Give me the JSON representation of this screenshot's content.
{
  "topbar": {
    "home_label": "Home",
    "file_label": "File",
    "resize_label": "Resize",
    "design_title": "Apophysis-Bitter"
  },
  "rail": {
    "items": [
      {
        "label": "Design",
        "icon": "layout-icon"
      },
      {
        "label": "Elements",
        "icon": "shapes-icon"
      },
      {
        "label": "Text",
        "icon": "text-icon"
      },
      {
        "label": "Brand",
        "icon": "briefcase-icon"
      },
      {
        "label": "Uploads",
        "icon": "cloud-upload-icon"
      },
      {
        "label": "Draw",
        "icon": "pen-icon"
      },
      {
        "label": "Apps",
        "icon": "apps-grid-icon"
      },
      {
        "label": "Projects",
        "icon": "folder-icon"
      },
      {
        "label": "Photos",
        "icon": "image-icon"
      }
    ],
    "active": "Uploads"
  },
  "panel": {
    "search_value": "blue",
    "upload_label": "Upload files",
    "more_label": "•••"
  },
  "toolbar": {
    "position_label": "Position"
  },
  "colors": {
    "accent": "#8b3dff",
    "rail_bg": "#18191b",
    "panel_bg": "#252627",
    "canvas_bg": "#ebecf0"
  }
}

┄┄┄┄┄┄

§ **Task**
Reproduce the data, keeping every line exactly the same.

§ **Exercise answer**
Give me the JSON representation of this screenshot's content.
{
  "topbar": {
    "home_label": "Home",
    "file_label": "File",
    "resize_label": "Resize",
    "design_title": "Apophysis-Bitter"
  },
  "rail": {
    "items": [
      {
        "label": "Design",
        "icon": "layout-icon"
      },
      {
        "label": "Elements",
        "icon": "shapes-icon"
      },
      {
        "label": "Text",
        "icon": "text-icon"
      },
      {
        "label": "Brand",
        "icon": "briefcase-icon"
      },
      {
        "label": "Uploads",
        "icon": "cloud-upload-icon"
      },
      {
        "label": "Draw",
        "icon": "pen-icon"
      },
      {
        "label": "Apps",
        "icon": "apps-grid-icon"
      },
      {
        "label": "Projects",
        "icon": "folder-icon"
      },
      {
        "label": "Photos",
        "icon": "image-icon"
      }
    ],
    "active": "Uploads"
  },
  "panel": {
    "search_value": "blue",
    "upload_label": "Upload files",
    "more_label": "•••"
  },
  "toolbar": {
    "position_label": "Position"
  },
  "colors": {
    "accent": "#8b3dff",
    "rail_bg": "#18191b",
    "panel_bg": "#252627",
    "canvas_bg": "#ebecf0"
  }
}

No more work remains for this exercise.